Short problem — Reproduce every line of the items below without changing a character.

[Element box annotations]

════════════════════

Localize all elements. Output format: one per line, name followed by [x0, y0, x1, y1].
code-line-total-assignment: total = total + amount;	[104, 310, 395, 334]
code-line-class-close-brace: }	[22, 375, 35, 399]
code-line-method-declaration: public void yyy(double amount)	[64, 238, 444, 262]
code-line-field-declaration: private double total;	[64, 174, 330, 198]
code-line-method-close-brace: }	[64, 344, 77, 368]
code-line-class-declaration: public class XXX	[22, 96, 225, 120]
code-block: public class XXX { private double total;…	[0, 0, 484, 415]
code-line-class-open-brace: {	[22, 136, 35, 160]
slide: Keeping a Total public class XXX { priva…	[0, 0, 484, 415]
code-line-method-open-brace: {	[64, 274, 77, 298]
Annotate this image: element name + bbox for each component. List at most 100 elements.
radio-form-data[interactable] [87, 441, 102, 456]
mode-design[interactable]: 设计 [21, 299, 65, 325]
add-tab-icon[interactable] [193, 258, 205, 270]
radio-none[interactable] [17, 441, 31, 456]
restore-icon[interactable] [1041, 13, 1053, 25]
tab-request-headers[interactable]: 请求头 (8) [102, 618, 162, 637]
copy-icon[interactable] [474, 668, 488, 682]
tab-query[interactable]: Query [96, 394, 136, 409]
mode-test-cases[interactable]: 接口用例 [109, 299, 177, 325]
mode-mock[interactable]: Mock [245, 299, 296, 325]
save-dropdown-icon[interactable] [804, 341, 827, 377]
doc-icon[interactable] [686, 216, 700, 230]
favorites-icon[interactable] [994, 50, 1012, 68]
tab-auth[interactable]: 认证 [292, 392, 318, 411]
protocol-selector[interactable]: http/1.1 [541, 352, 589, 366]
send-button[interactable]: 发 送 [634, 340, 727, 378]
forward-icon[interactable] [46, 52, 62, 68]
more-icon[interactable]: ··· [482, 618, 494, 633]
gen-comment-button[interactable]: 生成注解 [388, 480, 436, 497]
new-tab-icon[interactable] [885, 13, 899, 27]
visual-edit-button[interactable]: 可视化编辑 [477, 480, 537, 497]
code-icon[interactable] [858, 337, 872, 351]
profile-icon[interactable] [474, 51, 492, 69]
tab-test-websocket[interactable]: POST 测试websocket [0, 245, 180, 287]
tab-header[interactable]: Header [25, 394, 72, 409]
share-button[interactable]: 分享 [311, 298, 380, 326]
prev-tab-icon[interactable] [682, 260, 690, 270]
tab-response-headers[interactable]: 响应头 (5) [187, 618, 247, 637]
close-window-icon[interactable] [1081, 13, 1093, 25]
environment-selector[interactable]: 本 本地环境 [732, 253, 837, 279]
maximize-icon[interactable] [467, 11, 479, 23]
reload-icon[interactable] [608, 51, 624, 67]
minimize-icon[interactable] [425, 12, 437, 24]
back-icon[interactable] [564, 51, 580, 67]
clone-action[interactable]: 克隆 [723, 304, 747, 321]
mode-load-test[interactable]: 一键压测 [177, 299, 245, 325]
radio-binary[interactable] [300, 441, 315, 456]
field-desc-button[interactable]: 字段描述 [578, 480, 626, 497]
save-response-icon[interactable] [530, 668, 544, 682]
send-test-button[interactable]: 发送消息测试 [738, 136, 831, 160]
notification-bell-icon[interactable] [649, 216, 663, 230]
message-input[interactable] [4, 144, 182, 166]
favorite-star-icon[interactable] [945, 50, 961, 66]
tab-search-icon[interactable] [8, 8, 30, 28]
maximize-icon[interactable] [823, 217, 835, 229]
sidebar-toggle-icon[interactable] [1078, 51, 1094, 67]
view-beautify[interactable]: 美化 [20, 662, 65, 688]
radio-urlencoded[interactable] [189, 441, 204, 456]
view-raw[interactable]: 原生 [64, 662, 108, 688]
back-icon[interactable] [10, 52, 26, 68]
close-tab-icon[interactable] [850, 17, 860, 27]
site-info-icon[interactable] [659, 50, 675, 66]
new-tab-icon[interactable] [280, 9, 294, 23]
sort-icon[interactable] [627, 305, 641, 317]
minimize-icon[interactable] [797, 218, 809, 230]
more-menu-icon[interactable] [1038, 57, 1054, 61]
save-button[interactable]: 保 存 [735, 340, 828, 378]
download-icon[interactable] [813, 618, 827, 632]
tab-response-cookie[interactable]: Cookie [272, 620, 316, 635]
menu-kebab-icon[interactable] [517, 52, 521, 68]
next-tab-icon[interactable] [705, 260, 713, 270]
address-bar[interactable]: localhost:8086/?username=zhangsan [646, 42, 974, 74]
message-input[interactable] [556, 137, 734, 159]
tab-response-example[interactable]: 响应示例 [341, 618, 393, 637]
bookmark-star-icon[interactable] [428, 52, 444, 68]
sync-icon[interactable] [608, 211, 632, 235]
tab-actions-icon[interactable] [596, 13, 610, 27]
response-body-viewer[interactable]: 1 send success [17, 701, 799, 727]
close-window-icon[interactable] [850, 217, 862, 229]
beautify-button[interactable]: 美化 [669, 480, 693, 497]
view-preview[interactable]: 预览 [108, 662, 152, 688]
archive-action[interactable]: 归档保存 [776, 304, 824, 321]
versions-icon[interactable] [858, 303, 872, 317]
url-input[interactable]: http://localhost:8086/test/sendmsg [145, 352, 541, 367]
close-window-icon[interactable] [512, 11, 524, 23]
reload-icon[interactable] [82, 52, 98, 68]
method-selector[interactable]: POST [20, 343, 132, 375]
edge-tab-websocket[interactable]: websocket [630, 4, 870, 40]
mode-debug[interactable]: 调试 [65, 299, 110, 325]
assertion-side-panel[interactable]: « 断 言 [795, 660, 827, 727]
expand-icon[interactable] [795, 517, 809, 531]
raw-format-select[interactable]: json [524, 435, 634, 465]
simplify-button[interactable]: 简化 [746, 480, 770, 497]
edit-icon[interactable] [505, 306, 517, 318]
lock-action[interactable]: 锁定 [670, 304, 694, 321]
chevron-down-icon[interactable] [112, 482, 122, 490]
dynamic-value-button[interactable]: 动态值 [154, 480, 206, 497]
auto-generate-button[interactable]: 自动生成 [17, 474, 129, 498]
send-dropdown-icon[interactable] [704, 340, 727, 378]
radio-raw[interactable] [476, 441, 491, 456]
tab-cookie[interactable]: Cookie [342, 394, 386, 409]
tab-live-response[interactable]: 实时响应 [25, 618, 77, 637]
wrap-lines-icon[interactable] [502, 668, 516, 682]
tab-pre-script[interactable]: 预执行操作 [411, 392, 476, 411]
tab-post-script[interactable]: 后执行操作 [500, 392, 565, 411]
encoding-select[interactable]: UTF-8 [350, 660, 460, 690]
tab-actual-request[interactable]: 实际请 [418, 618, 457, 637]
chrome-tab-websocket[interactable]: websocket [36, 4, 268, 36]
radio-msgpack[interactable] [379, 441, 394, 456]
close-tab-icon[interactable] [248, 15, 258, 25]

════════════════════

Full solution —
Localize all elements. Output format: one per line, name followed by [x0, y0, x1, y1].
code-line-total-assignment: total = total + amount;	[104, 310, 395, 334]
code-line-class-close-brace: }	[22, 375, 35, 399]
code-line-method-declaration: public void yyy(double amount)	[64, 238, 444, 262]
code-line-field-declaration: private double total;	[64, 174, 330, 198]
code-line-method-close-brace: }	[64, 344, 77, 368]
code-line-class-declaration: public class XXX	[22, 96, 225, 120]
code-block: public class XXX { private double total;…	[0, 0, 484, 415]
code-line-class-open-brace: {	[22, 136, 35, 160]
slide: Keeping a Total public class XXX { priva…	[0, 0, 484, 415]
code-line-method-open-brace: {	[64, 274, 77, 298]
Annotate this image: element name + bbox for each component. List at most 100 elements.
radio-form-data[interactable] [87, 441, 102, 456]
mode-design[interactable]: 设计 [21, 299, 65, 325]
add-tab-icon[interactable] [193, 258, 205, 270]
radio-none[interactable] [17, 441, 31, 456]
restore-icon[interactable] [1041, 13, 1053, 25]
tab-request-headers[interactable]: 请求头 (8) [102, 618, 162, 637]
copy-icon[interactable] [474, 668, 488, 682]
tab-query[interactable]: Query [96, 394, 136, 409]
mode-test-cases[interactable]: 接口用例 [109, 299, 177, 325]
mode-mock[interactable]: Mock [245, 299, 296, 325]
save-dropdown-icon[interactable] [804, 341, 827, 377]
doc-icon[interactable] [686, 216, 700, 230]
favorites-icon[interactable] [994, 50, 1012, 68]
tab-auth[interactable]: 认证 [292, 392, 318, 411]
protocol-selector[interactable]: http/1.1 [541, 352, 589, 366]
send-button[interactable]: 发 送 [634, 340, 727, 378]
forward-icon[interactable] [46, 52, 62, 68]
more-icon[interactable]: ··· [482, 618, 494, 633]
gen-comment-button[interactable]: 生成注解 [388, 480, 436, 497]
new-tab-icon[interactable] [885, 13, 899, 27]
visual-edit-button[interactable]: 可视化编辑 [477, 480, 537, 497]
code-icon[interactable] [858, 337, 872, 351]
profile-icon[interactable] [474, 51, 492, 69]
tab-test-websocket[interactable]: POST 测试websocket [0, 245, 180, 287]
tab-header[interactable]: Header [25, 394, 72, 409]
share-button[interactable]: 分享 [311, 298, 380, 326]
prev-tab-icon[interactable] [682, 260, 690, 270]
tab-response-headers[interactable]: 响应头 (5) [187, 618, 247, 637]
close-window-icon[interactable] [1081, 13, 1093, 25]
environment-selector[interactable]: 本 本地环境 [732, 253, 837, 279]
maximize-icon[interactable] [467, 11, 479, 23]
reload-icon[interactable] [608, 51, 624, 67]
minimize-icon[interactable] [425, 12, 437, 24]
back-icon[interactable] [564, 51, 580, 67]
clone-action[interactable]: 克隆 [723, 304, 747, 321]
mode-load-test[interactable]: 一键压测 [177, 299, 245, 325]
radio-binary[interactable] [300, 441, 315, 456]
field-desc-button[interactable]: 字段描述 [578, 480, 626, 497]
save-response-icon[interactable] [530, 668, 544, 682]
send-test-button[interactable]: 发送消息测试 [738, 136, 831, 160]
notification-bell-icon[interactable] [649, 216, 663, 230]
message-input[interactable] [4, 144, 182, 166]
favorite-star-icon[interactable] [945, 50, 961, 66]
tab-search-icon[interactable] [8, 8, 30, 28]
maximize-icon[interactable] [823, 217, 835, 229]
sidebar-toggle-icon[interactable] [1078, 51, 1094, 67]
view-beautify[interactable]: 美化 [20, 662, 65, 688]
radio-urlencoded[interactable] [189, 441, 204, 456]
view-raw[interactable]: 原生 [64, 662, 108, 688]
back-icon[interactable] [10, 52, 26, 68]
close-tab-icon[interactable] [850, 17, 860, 27]
site-info-icon[interactable] [659, 50, 675, 66]
new-tab-icon[interactable] [280, 9, 294, 23]
sort-icon[interactable] [627, 305, 641, 317]
minimize-icon[interactable] [797, 218, 809, 230]
more-menu-icon[interactable] [1038, 57, 1054, 61]
save-button[interactable]: 保 存 [735, 340, 828, 378]
download-icon[interactable] [813, 618, 827, 632]
tab-response-cookie[interactable]: Cookie [272, 620, 316, 635]
menu-kebab-icon[interactable] [517, 52, 521, 68]
next-tab-icon[interactable] [705, 260, 713, 270]
address-bar[interactable]: localhost:8086/?username=zhangsan [646, 42, 974, 74]
message-input[interactable] [556, 137, 734, 159]
tab-response-example[interactable]: 响应示例 [341, 618, 393, 637]
bookmark-star-icon[interactable] [428, 52, 444, 68]
sync-icon[interactable] [608, 211, 632, 235]
tab-actions-icon[interactable] [596, 13, 610, 27]
response-body-viewer[interactable]: 1 send success [17, 701, 799, 727]
close-window-icon[interactable] [850, 217, 862, 229]
beautify-button[interactable]: 美化 [669, 480, 693, 497]
view-preview[interactable]: 预览 [108, 662, 152, 688]
archive-action[interactable]: 归档保存 [776, 304, 824, 321]
versions-icon[interactable] [858, 303, 872, 317]
url-input[interactable]: http://localhost:8086/test/sendmsg [145, 352, 541, 367]
close-window-icon[interactable] [512, 11, 524, 23]
reload-icon[interactable] [82, 52, 98, 68]
method-selector[interactable]: POST [20, 343, 132, 375]
edge-tab-websocket[interactable]: websocket [630, 4, 870, 40]
mode-debug[interactable]: 调试 [65, 299, 110, 325]
assertion-side-panel[interactable]: « 断 言 [795, 660, 827, 727]
expand-icon[interactable] [795, 517, 809, 531]
raw-format-select[interactable]: json [524, 435, 634, 465]
simplify-button[interactable]: 简化 [746, 480, 770, 497]
edit-icon[interactable] [505, 306, 517, 318]
lock-action[interactable]: 锁定 [670, 304, 694, 321]
chevron-down-icon[interactable] [112, 482, 122, 490]
dynamic-value-button[interactable]: 动态值 [154, 480, 206, 497]
auto-generate-button[interactable]: 自动生成 [17, 474, 129, 498]
send-dropdown-icon[interactable] [704, 340, 727, 378]
radio-raw[interactable] [476, 441, 491, 456]
tab-cookie[interactable]: Cookie [342, 394, 386, 409]
tab-live-response[interactable]: 实时响应 [25, 618, 77, 637]
wrap-lines-icon[interactable] [502, 668, 516, 682]
tab-pre-script[interactable]: 预执行操作 [411, 392, 476, 411]
tab-post-script[interactable]: 后执行操作 [500, 392, 565, 411]
encoding-select[interactable]: UTF-8 [350, 660, 460, 690]
tab-actual-request[interactable]: 实际请 [418, 618, 457, 637]
chrome-tab-websocket[interactable]: websocket [36, 4, 268, 36]
radio-msgpack[interactable] [379, 441, 394, 456]
close-tab-icon[interactable] [248, 15, 258, 25]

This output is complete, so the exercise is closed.